[GIVEN TASK]
Extract and list every line that contains the word "icon".

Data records
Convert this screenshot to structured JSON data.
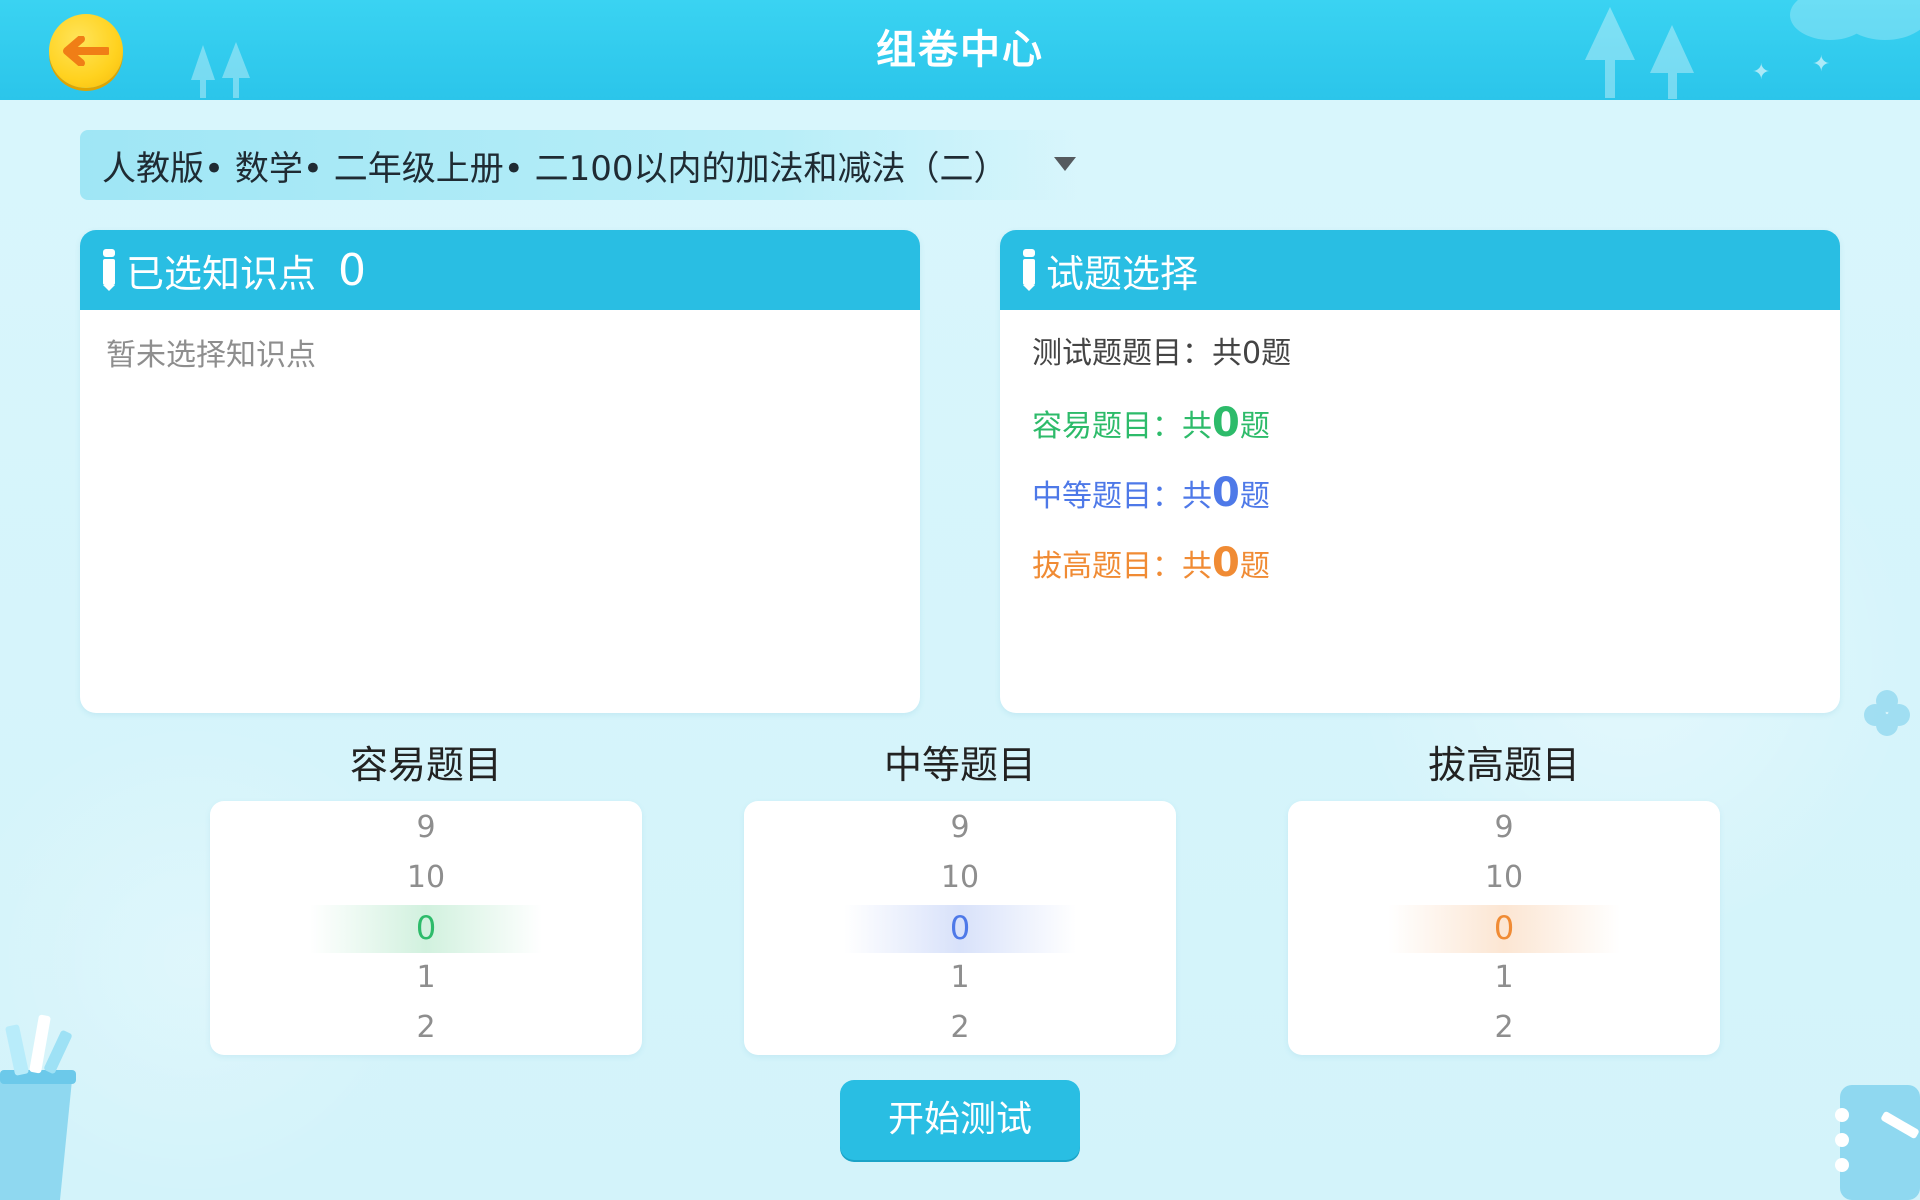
{
  "header": {
    "title": "组卷中心",
    "back_icon": "back-arrow-icon",
    "accent_color": "#2bc5ea",
    "back_button_color": "#ffd21f"
  },
  "selector": {
    "text": "人教版• 数学• 二年级上册• 二100以内的加法和减法（二）",
    "dropdown_icon": "caret-down-icon"
  },
  "knowledge_panel": {
    "title": "已选知识点",
    "count": "0",
    "empty_text": "暂未选择知识点",
    "icon": "pen-icon"
  },
  "question_panel": {
    "title": "试题选择",
    "icon": "pen-icon",
    "total": {
      "label": "测试题题目：",
      "prefix": "共",
      "count": "0",
      "suffix": "题"
    },
    "easy": {
      "label": "容易题目：",
      "prefix": "共",
      "count": "0",
      "suffix": "题",
      "color": "#2dbb6a"
    },
    "medium": {
      "label": "中等题目：",
      "prefix": "共",
      "count": "0",
      "suffix": "题",
      "color": "#4e79e8"
    },
    "hard": {
      "label": "拔高题目：",
      "prefix": "共",
      "count": "0",
      "suffix": "题",
      "color": "#f08b34"
    }
  },
  "pickers": {
    "easy": {
      "title": "容易题目",
      "rows": [
        "9",
        "10",
        "0",
        "1",
        "2"
      ],
      "selected": "0"
    },
    "medium": {
      "title": "中等题目",
      "rows": [
        "9",
        "10",
        "0",
        "1",
        "2"
      ],
      "selected": "0"
    },
    "hard": {
      "title": "拔高题目",
      "rows": [
        "9",
        "10",
        "0",
        "1",
        "2"
      ],
      "selected": "0"
    }
  },
  "start_button": {
    "label": "开始测试"
  }
}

[WORKED SOLUTION]
    "back_icon": "back-arrow-icon",
    "dropdown_icon": "caret-down-icon"
    "icon": "pen-icon"
    "icon": "pen-icon",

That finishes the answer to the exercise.